** START OF MATERIAL **

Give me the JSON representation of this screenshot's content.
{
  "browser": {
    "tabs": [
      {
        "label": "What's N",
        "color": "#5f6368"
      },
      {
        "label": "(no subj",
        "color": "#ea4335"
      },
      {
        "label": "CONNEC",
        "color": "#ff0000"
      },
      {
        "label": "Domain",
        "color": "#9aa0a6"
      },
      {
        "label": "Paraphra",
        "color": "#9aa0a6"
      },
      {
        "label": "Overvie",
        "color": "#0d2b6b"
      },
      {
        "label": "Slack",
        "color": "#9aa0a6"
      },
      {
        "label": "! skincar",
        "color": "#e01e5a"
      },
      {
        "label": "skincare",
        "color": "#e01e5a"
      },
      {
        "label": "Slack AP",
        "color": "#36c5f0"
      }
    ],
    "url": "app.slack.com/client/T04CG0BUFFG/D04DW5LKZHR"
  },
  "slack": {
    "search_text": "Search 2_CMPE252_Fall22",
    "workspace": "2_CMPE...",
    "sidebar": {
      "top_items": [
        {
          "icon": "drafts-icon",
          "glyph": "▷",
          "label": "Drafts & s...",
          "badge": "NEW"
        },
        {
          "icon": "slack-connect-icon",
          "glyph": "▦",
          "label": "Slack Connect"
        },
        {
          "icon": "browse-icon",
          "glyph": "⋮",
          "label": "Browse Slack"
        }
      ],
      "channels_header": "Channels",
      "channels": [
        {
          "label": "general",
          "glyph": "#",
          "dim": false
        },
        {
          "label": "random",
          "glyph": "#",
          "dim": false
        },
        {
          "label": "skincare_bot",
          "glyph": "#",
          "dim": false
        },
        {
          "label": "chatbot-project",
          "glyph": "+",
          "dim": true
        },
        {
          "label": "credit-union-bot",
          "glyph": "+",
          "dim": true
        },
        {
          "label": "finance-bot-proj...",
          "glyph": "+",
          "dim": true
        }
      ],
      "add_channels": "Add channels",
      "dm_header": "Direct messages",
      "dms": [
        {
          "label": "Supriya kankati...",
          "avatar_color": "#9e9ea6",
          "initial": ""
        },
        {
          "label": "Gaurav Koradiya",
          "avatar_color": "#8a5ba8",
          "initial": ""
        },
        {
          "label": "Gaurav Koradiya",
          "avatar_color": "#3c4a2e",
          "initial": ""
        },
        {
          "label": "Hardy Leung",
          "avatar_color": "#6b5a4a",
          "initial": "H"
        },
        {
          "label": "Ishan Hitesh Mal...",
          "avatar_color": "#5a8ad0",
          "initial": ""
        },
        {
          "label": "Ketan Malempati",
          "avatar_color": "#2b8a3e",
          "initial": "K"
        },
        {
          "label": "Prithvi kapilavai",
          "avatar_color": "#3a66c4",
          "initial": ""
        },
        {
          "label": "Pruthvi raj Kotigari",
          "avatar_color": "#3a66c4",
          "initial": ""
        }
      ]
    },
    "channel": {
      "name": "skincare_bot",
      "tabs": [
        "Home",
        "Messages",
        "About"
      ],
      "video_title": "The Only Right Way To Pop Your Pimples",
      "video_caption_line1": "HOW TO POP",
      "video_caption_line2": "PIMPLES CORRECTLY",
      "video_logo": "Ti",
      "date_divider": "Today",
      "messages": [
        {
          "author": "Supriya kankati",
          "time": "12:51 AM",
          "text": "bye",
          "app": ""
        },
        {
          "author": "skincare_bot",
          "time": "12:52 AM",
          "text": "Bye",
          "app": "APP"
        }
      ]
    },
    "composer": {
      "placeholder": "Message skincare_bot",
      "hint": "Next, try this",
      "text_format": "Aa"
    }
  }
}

** END OF MATERIAL **

• [PROBLEM TO SOLVE] Print the listing above in its entirety, with every line exact.

• [OUTPUT FOR THIS EXERCISE]
Give me the JSON representation of this screenshot's content.
{
  "browser": {
    "tabs": [
      {
        "label": "What's N",
        "color": "#5f6368"
      },
      {
        "label": "(no subj",
        "color": "#ea4335"
      },
      {
        "label": "CONNEC",
        "color": "#ff0000"
      },
      {
        "label": "Domain",
        "color": "#9aa0a6"
      },
      {
        "label": "Paraphra",
        "color": "#9aa0a6"
      },
      {
        "label": "Overvie",
        "color": "#0d2b6b"
      },
      {
        "label": "Slack",
        "color": "#9aa0a6"
      },
      {
        "label": "! skincar",
        "color": "#e01e5a"
      },
      {
        "label": "skincare",
        "color": "#e01e5a"
      },
      {
        "label": "Slack AP",
        "color": "#36c5f0"
      }
    ],
    "url": "app.slack.com/client/T04CG0BUFFG/D04DW5LKZHR"
  },
  "slack": {
    "search_text": "Search 2_CMPE252_Fall22",
    "workspace": "2_CMPE...",
    "sidebar": {
      "top_items": [
        {
          "icon": "drafts-icon",
          "glyph": "▷",
          "label": "Drafts & s...",
          "badge": "NEW"
        },
        {
          "icon": "slack-connect-icon",
          "glyph": "▦",
          "label": "Slack Connect"
        },
        {
          "icon": "browse-icon",
          "glyph": "⋮",
          "label": "Browse Slack"
        }
      ],
      "channels_header": "Channels",
      "channels": [
        {
          "label": "general",
          "glyph": "#",
          "dim": false
        },
        {
          "label": "random",
          "glyph": "#",
          "dim": false
        },
        {
          "label": "skincare_bot",
          "glyph": "#",
          "dim": false
        },
        {
          "label": "chatbot-project",
          "glyph": "+",
          "dim": true
        },
        {
          "label": "credit-union-bot",
          "glyph": "+",
          "dim": true
        },
        {
          "label": "finance-bot-proj...",
          "glyph": "+",
          "dim": true
        }
      ],
      "add_channels": "Add channels",
      "dm_header": "Direct messages",
      "dms": [
        {
          "label": "Supriya kankati...",
          "avatar_color": "#9e9ea6",
          "initial": ""
        },
        {
          "label": "Gaurav Koradiya",
          "avatar_color": "#8a5ba8",
          "initial": ""
        },
        {
          "label": "Gaurav Koradiya",
          "avatar_color": "#3c4a2e",
          "initial": ""
        },
        {
          "label": "Hardy Leung",
          "avatar_color": "#6b5a4a",
          "initial": "H"
        },
        {
          "label": "Ishan Hitesh Mal...",
          "avatar_color": "#5a8ad0",
          "initial": ""
        },
        {
          "label": "Ketan Malempati",
          "avatar_color": "#2b8a3e",
          "initial": "K"
        },
        {
          "label": "Prithvi kapilavai",
          "avatar_color": "#3a66c4",
          "initial": ""
        },
        {
          "label": "Pruthvi raj Kotigari",
          "avatar_color": "#3a66c4",
          "initial": ""
        }
      ]
    },
    "channel": {
      "name": "skincare_bot",
      "tabs": [
        "Home",
        "Messages",
        "About"
      ],
      "video_title": "The Only Right Way To Pop Your Pimples",
      "video_caption_line1": "HOW TO POP",
      "video_caption_line2": "PIMPLES CORRECTLY",
      "video_logo": "Ti",
      "date_divider": "Today",
      "messages": [
        {
          "author": "Supriya kankati",
          "time": "12:51 AM",
          "text": "bye",
          "app": ""
        },
        {
          "author": "skincare_bot",
          "time": "12:52 AM",
          "text": "Bye",
          "app": "APP"
        }
      ]
    },
    "composer": {
      "placeholder": "Message skincare_bot",
      "hint": "Next, try this",
      "text_format": "Aa"
    }
  }
}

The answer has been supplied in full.